(Records from a collection of figures)
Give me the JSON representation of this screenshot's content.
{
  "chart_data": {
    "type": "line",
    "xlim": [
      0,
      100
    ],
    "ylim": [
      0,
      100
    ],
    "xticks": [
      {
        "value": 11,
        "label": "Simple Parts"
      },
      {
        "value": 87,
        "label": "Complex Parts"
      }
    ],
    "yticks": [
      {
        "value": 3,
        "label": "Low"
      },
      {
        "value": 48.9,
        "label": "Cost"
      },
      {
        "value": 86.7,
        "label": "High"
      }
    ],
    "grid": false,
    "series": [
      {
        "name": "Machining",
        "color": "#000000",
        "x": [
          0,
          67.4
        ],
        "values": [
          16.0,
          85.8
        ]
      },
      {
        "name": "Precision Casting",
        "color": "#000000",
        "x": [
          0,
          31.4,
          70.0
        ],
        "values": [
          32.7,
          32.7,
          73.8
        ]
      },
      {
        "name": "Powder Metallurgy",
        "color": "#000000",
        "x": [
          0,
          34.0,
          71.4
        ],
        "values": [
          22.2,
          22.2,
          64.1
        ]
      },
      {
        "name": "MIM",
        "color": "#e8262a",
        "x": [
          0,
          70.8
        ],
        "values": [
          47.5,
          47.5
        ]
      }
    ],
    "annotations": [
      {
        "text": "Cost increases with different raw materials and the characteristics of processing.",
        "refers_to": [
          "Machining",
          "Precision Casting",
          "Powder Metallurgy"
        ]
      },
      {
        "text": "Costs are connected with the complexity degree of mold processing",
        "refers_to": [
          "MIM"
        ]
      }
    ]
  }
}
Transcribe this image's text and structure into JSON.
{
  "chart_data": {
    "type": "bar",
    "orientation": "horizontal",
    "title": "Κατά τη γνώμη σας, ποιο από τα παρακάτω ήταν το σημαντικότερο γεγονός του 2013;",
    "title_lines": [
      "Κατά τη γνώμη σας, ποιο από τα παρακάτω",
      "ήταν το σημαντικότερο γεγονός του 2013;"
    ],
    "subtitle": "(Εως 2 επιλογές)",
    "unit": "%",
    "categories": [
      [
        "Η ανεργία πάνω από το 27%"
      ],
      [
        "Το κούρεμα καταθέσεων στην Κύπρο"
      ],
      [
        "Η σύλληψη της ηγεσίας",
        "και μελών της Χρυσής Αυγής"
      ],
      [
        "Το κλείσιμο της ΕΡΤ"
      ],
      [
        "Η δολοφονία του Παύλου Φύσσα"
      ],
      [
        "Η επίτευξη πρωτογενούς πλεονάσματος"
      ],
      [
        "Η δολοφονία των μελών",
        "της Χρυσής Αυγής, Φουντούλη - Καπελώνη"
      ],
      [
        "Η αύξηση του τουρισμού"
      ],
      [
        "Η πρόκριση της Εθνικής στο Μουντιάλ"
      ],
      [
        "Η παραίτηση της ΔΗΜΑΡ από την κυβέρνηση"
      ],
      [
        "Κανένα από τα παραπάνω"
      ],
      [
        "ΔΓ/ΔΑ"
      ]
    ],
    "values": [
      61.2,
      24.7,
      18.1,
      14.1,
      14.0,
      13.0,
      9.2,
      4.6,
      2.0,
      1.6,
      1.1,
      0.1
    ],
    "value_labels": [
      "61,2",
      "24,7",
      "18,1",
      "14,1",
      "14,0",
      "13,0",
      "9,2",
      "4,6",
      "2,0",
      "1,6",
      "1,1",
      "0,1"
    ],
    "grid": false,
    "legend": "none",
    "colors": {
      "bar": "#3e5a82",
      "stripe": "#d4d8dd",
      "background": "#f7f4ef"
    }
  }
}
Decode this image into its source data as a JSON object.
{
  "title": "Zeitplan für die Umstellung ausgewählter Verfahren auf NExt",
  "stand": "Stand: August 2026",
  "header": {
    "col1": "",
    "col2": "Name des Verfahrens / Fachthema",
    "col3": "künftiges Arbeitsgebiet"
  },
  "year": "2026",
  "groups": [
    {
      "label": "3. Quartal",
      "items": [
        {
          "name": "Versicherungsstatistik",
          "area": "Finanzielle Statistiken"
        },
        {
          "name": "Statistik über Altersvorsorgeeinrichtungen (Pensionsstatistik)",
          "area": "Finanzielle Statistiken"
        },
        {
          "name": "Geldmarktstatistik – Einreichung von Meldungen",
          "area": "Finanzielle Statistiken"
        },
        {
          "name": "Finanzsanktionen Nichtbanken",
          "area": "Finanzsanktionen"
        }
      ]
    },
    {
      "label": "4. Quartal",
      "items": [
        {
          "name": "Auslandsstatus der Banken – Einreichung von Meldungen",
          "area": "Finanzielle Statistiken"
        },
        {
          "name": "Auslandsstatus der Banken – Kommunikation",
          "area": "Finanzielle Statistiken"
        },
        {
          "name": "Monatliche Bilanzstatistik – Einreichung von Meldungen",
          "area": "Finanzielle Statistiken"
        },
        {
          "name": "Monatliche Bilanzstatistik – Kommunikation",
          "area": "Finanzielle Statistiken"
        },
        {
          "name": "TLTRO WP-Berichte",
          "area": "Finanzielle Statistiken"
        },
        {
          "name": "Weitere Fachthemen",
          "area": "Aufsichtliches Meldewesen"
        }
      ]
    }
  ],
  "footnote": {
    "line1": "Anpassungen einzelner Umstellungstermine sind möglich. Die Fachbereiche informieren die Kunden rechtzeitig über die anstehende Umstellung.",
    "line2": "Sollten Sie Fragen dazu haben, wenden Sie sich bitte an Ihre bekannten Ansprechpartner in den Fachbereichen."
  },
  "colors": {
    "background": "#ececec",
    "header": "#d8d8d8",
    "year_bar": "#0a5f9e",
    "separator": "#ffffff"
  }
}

* _Given exercise_:
Filter the records above for "with" and copy every matching line.

* _Task output_:
        "text": "Cost increases with different raw materials and the characteristics of processing.",
        "text": "Costs are connected with the complexity degree of mold processing",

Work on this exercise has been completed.